*** Opening Excerpt ***

She’s easily fascinated.
She notices and appreciates little things.
She’s vivacious and excited about life.
She’s carefree and open to life.
She has an easy laugh.
She’s natural and not overly made up.
She can still wear ponytails, neck scarves, and pleats.
She’s not afraid to wear flowers, ribbons, or butterflies in her hair.
“When a woman wears a flower in her hair, it shows men she has the courage to be girlish. Doing this can take ten years off her age.”
– Roberto, Palo Alto, California
Men Love Our Lightheartedness
Lightheartedness is an important attribute of youthfulness. Laughter and play reduce excess release of cortisol, a stress-related hormone that ages us. If we want to stay young longer, we owe it to ourselves to develop this quality in ourselves. Staying lighthearted is also a great antidote to doing masculine work or juggling daily pressures that might otherwise accumulate stress in our bodies.
The best way for us to be more lighthearted is to reconnect with our inner “little girl.” You know, the one that’s been neglected for a very long time. Try observing little girls at play, or observe other women who have mastered this energy. When we stop being lighthearted, something inside us dies, and people soon start perceiving us as being “old.”
To summarize, as we have become increasingly masculine, these feminine attitudes are often neglected aspects of our personality. Paying attention to and practicing the attitudes in this chapter will help us make more informed choices and attract higher quality men into our lives.

*** Closing Excerpt ***
*** Opening Provided data ***

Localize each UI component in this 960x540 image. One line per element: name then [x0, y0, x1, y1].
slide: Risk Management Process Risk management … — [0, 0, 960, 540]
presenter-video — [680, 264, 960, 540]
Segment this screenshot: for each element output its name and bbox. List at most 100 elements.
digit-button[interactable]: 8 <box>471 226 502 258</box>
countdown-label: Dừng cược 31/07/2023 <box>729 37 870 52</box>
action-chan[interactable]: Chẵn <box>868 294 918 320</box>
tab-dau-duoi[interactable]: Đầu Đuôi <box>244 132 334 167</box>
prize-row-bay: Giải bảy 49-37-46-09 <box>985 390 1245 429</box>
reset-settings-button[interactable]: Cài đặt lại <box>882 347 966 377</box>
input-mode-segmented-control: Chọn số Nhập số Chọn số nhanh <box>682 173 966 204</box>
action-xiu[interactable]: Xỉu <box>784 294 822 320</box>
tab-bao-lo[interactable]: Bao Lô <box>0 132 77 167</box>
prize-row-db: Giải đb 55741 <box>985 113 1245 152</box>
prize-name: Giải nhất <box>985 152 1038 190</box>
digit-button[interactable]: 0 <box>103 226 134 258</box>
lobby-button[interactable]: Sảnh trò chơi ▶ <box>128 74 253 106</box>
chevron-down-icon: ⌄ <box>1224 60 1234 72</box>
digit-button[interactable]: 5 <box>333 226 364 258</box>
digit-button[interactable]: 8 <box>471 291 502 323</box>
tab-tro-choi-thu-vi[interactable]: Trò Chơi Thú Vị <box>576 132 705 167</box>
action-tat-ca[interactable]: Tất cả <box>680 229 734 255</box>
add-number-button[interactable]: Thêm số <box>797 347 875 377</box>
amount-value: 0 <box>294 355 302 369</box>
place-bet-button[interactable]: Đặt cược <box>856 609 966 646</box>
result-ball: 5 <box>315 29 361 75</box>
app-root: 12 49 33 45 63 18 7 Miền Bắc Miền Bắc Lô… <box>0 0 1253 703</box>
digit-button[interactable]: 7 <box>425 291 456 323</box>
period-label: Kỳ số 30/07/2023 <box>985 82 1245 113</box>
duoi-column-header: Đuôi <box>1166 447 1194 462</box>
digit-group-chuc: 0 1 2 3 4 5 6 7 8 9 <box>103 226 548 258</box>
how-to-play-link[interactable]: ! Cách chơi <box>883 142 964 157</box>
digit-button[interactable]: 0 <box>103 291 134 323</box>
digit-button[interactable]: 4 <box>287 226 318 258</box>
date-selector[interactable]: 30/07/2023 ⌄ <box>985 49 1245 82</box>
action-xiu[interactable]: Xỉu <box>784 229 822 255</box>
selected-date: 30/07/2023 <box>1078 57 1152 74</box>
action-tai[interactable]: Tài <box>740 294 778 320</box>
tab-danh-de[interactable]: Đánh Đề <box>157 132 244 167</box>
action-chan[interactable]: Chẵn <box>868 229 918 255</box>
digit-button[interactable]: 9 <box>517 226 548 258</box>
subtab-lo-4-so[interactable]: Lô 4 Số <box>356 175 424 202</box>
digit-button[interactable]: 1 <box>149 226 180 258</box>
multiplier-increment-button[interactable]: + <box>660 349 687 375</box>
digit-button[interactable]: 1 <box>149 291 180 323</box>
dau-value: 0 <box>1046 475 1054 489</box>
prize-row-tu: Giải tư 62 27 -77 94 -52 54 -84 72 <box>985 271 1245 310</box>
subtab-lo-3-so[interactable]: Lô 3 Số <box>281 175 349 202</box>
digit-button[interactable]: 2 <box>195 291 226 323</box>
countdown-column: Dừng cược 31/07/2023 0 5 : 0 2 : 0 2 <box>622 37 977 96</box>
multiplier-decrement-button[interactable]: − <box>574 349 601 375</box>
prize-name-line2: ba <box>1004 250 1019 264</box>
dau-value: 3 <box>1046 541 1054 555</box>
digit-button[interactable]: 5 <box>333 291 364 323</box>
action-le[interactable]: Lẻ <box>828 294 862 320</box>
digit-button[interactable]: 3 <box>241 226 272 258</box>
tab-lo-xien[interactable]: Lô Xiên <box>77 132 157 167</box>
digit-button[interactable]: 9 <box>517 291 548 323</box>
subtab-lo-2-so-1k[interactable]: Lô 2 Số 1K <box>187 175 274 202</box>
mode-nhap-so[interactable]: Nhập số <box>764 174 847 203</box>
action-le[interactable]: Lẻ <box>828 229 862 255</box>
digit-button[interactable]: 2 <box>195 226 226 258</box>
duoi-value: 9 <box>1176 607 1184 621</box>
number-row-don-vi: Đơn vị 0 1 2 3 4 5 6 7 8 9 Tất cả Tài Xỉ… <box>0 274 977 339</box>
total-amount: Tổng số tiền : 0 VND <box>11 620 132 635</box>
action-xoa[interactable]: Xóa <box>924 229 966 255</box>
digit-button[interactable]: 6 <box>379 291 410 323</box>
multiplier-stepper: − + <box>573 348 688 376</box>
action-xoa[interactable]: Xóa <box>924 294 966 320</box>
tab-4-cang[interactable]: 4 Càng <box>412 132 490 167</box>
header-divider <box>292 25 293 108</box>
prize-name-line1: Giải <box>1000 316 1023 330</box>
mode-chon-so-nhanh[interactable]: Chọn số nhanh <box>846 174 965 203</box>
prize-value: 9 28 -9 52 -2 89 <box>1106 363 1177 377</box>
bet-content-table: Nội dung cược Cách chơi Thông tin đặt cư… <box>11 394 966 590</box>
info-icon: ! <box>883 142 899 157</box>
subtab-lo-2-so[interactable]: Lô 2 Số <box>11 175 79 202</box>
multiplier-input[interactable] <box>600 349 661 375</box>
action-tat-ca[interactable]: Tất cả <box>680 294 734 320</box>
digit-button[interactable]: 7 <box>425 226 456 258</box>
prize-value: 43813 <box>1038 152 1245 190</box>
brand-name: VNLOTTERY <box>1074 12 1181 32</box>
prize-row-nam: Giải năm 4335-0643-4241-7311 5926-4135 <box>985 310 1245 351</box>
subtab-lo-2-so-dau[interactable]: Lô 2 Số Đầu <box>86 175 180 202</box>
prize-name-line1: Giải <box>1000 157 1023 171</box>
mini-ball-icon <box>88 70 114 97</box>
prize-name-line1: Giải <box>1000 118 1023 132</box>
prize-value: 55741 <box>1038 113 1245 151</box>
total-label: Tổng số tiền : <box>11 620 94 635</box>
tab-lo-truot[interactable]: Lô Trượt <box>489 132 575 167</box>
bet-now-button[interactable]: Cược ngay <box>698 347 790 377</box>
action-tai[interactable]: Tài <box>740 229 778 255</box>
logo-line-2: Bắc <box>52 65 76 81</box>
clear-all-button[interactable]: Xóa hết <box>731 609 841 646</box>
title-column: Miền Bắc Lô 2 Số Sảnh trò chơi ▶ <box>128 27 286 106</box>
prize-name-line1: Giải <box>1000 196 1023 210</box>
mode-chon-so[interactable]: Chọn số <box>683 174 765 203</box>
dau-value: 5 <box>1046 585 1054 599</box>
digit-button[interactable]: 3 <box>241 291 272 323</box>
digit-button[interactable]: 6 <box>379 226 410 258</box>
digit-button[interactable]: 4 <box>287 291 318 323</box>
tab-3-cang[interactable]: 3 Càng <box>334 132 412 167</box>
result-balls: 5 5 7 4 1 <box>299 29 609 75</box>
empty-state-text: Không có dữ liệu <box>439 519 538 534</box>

*** Closing Provided data ***

• _Explore the material_
1. Rewrite the stretch of the passage on lightheartedness from "She’s easily fascinated." through "overly made up.", substituting "lighthearted" for "carefree".
2. Pick up the passage on lightheartedness after its final sentence and continue it.

• _Answers by item_
1.
She’s easily fascinated.
She notices and appreciates little things.
She’s vivacious and excited about life.
She’s lighthearted and open to life.
She has an easy laugh.
She’s natural and not overly made up.

2.
Recap
Inner beauty multiplies our outer beauty.
Classiness is more than
appearance; it’s an attitude.
A happy woman makes a man feel happy.
Men value our kindness and compassion.
Be authentic by being the real you.
Have the courage to be vulnerable.
Be receptive to men’s compliments, acts of service, and gifts.
Stop resisting and allow more possibilities in your life.
Be approachable to your man or to a new man if you’re single.
Show admiration to the man in your life.
To be truly happy, acquire an attitude of gratitude.
Be youthful and lighthearted at any age.
Explorations and Journaling
Do you focus more on your inner beauty or your outer beauty? Explain.
In what additional ways do you (or could you) work on your inner beauty?
Which inner quality is the biggest challenge for you? Why?
On a scale of 1–10, how happy are you? Be honest with yourself. What do you believe would make you happier?
Are you a news junkie? Try shutting off the news and negative TV for a week, and at the end of the week, record how you feel.
Do you read inspirational books or watch uplifting movies? List ten or more new inspiring books or movies you will read or watch in the next year.
Do you have toxic friends or supportive friends or both? Would you be willing to let go of friends who drain your energy? Why or why not?
On a scale of 1–10, how authentic would you say you are? In what ways could you be more authentic? List them.
Are you good at receiving compliments from men? If not, in what ways could you be more receptive?
Do you allow men to do nice things for you? If not, why not? If so, how does it make you feel?
How often do you smile at men? Always, often, never? If never, what stops you?
What are some ways you can adopt a more youthful attitude?